• Directions: For the listing underneath, give the count of lines containing the string "tensor" and nothing further.

* BEGIN Dataset *

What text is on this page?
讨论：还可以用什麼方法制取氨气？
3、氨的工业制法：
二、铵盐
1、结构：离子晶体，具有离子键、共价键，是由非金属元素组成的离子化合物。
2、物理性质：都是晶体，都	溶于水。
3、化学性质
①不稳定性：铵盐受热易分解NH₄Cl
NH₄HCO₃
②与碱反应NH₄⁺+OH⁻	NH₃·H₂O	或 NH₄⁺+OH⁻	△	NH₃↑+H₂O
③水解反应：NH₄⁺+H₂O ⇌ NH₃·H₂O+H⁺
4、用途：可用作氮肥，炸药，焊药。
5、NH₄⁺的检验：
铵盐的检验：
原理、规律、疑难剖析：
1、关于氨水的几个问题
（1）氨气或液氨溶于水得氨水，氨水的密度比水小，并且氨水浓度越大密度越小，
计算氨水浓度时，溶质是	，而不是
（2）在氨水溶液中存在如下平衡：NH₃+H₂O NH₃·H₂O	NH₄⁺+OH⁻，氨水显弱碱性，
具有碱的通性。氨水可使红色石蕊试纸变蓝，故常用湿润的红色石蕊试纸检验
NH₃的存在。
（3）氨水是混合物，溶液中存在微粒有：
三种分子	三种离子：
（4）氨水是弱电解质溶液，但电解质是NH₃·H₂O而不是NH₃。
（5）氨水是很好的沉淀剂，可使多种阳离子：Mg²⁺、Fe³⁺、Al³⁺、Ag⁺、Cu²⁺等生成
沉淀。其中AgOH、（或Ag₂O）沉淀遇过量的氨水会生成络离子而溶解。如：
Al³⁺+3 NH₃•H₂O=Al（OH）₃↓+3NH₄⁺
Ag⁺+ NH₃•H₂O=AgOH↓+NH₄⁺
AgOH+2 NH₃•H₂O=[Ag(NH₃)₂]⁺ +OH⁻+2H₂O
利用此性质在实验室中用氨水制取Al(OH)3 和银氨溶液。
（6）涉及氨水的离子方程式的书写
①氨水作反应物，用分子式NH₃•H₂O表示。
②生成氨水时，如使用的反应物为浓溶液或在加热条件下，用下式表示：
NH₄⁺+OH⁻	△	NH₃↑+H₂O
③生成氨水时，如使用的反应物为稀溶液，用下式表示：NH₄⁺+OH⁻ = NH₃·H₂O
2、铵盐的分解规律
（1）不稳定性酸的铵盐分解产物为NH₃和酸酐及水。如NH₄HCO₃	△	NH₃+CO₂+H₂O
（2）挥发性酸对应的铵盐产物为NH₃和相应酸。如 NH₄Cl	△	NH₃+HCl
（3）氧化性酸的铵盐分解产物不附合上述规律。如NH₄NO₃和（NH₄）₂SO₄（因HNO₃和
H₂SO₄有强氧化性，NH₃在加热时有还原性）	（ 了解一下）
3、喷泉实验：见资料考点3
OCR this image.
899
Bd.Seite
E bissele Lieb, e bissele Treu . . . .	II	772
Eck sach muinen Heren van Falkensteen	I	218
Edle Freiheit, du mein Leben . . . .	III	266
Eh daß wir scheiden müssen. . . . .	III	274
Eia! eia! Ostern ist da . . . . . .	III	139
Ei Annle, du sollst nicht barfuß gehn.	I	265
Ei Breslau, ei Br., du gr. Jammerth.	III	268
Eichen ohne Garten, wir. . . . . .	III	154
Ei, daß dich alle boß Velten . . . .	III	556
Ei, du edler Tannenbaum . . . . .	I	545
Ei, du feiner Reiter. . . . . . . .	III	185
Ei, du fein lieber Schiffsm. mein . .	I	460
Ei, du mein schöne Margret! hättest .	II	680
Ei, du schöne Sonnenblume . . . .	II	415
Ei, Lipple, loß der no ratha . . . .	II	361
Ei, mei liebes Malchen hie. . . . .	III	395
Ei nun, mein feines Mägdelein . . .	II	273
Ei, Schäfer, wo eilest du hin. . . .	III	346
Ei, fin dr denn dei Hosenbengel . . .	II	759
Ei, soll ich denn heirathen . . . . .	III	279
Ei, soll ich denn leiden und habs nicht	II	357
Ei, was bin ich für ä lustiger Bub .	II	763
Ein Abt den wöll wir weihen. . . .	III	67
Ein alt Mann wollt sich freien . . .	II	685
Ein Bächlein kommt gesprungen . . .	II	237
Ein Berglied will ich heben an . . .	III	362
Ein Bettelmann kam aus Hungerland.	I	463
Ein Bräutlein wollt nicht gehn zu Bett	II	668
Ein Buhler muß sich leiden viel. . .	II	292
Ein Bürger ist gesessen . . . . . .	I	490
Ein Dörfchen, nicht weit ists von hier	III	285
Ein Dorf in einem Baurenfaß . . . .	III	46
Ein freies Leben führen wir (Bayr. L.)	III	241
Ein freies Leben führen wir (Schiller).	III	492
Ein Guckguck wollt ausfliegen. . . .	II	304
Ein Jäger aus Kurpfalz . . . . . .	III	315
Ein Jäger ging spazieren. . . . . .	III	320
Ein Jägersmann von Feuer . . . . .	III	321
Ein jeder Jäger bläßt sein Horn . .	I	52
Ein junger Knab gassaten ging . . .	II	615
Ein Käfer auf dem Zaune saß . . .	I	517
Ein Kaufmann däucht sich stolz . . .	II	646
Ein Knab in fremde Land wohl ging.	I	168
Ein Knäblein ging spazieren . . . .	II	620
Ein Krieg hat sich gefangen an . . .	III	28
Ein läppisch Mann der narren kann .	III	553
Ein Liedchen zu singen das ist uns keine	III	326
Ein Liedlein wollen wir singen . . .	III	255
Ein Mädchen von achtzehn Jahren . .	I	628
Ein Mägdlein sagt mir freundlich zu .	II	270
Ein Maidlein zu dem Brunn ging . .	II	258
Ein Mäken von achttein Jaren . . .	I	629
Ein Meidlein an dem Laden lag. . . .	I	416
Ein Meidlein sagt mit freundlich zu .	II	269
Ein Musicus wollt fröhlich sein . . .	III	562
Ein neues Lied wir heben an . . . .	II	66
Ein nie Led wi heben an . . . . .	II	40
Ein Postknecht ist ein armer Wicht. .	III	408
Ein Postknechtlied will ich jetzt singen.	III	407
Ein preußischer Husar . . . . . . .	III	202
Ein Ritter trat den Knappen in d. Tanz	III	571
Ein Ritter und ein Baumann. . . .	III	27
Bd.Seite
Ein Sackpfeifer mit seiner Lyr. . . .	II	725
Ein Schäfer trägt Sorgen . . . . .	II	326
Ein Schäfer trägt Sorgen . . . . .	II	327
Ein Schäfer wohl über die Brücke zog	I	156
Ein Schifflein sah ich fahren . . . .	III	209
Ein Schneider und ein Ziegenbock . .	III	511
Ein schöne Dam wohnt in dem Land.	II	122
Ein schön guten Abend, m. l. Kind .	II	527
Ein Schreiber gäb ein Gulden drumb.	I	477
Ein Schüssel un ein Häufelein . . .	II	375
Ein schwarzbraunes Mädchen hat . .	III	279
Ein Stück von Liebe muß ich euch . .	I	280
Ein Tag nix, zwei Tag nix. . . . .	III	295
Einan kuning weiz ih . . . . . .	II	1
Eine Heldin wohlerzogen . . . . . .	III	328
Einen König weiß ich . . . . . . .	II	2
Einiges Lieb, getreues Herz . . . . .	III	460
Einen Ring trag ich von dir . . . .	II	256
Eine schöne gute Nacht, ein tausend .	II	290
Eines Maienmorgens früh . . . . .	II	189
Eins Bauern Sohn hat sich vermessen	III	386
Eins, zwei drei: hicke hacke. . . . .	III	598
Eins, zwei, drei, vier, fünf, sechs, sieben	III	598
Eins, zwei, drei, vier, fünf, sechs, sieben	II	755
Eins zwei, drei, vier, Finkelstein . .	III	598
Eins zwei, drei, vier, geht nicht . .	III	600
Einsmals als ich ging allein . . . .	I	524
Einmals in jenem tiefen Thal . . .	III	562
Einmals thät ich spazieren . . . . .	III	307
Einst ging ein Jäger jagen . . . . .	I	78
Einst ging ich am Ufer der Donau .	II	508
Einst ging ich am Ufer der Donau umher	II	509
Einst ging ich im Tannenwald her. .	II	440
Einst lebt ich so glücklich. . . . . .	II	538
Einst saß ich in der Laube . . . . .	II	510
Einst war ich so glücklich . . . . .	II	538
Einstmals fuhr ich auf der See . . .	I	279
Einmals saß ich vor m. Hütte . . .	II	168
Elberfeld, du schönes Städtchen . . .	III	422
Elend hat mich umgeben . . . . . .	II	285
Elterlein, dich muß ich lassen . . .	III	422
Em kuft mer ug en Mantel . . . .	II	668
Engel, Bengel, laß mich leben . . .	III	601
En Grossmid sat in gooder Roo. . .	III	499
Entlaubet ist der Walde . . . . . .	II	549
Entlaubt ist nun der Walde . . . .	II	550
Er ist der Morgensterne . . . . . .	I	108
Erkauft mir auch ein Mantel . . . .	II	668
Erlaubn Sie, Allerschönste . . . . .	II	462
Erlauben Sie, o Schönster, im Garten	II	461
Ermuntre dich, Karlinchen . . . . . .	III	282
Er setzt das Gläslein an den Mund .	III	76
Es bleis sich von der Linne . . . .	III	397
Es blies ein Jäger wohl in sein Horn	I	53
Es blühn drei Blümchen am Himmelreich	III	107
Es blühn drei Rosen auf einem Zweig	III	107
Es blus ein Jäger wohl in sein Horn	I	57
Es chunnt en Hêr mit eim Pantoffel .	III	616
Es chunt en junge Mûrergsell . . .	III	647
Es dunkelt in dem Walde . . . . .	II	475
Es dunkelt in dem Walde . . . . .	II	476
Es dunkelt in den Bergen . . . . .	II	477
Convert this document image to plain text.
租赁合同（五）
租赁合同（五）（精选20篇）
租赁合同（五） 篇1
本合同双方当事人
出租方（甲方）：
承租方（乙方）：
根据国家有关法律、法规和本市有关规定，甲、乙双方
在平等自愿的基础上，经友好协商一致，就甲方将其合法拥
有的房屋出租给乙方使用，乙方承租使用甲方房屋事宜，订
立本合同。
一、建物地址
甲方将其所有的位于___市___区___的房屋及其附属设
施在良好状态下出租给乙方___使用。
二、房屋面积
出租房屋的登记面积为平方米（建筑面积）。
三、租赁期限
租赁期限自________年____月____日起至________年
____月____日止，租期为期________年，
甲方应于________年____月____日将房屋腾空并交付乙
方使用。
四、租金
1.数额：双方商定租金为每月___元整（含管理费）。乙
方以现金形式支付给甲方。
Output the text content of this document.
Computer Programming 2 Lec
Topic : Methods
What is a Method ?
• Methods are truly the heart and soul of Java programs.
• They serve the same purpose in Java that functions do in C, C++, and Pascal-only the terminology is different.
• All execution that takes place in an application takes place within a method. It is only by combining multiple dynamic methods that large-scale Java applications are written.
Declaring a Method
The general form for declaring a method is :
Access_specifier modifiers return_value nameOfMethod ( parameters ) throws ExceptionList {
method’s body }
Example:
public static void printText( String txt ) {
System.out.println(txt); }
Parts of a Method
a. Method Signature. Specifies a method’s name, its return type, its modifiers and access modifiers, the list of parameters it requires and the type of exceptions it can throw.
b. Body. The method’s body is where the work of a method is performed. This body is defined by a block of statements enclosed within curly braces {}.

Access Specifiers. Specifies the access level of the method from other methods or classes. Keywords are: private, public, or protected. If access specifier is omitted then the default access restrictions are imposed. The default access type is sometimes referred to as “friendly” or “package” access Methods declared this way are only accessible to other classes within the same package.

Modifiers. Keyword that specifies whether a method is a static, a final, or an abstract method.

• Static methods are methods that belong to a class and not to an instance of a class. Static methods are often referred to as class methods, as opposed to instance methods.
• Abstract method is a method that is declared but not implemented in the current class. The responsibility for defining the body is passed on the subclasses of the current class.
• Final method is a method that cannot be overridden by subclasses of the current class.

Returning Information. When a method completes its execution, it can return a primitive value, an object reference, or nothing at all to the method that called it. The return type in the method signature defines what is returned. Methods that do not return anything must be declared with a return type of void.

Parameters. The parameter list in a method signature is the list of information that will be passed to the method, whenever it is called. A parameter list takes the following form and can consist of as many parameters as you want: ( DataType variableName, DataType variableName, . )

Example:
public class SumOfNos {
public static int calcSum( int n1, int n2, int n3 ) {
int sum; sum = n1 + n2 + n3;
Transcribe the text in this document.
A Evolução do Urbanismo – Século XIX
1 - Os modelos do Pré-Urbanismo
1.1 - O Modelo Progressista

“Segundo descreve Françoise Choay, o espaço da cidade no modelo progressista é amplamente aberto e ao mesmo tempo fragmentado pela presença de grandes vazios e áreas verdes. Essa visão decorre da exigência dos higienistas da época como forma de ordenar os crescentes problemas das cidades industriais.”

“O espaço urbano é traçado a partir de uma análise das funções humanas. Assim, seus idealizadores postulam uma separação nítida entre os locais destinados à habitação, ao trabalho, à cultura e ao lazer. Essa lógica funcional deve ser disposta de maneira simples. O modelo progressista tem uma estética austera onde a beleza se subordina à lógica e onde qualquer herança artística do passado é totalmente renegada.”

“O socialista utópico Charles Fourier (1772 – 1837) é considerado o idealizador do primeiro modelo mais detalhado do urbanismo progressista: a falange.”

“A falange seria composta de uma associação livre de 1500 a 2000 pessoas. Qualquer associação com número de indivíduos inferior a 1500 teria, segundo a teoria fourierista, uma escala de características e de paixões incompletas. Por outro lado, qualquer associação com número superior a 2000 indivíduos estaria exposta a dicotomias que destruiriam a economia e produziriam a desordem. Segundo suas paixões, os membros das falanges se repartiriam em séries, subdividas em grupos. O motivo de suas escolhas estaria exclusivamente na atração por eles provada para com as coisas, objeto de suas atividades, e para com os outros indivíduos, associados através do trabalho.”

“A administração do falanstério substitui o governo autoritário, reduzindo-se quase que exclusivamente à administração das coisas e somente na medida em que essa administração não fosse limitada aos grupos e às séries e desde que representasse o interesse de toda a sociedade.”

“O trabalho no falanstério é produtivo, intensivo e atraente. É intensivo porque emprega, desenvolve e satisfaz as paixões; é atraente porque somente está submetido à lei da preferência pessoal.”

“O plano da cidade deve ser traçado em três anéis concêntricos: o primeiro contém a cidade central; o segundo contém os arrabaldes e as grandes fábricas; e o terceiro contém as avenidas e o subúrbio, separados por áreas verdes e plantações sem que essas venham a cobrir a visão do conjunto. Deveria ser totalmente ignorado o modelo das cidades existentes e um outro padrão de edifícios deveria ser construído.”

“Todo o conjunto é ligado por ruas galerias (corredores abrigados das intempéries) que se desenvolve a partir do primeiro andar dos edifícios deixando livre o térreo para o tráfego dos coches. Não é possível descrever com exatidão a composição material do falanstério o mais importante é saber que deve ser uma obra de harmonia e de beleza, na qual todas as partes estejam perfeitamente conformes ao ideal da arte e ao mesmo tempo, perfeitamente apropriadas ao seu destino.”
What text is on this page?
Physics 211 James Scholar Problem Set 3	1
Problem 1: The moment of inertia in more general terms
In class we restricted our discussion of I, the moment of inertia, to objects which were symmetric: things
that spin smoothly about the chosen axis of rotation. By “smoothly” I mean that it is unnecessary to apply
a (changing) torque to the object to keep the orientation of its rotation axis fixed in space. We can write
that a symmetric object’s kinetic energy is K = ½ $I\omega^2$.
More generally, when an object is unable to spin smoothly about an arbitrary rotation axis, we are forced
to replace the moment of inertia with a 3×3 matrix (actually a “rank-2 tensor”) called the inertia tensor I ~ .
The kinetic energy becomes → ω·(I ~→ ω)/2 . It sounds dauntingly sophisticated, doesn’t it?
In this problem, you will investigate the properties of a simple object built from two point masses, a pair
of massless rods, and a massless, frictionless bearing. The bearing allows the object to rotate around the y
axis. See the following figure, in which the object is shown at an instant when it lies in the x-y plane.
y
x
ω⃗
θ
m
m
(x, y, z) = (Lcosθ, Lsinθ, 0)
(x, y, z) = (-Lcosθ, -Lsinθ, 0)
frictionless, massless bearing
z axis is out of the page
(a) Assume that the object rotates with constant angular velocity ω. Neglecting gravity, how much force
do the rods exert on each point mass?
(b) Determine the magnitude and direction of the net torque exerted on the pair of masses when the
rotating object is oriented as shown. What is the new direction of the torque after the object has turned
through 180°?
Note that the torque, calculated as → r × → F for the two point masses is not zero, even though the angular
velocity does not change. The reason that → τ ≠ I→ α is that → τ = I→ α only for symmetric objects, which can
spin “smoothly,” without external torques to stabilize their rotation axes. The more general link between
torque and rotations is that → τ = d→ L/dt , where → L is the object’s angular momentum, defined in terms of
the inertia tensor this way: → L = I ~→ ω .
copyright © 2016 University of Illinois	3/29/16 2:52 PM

* END Dataset *

• Result below: 2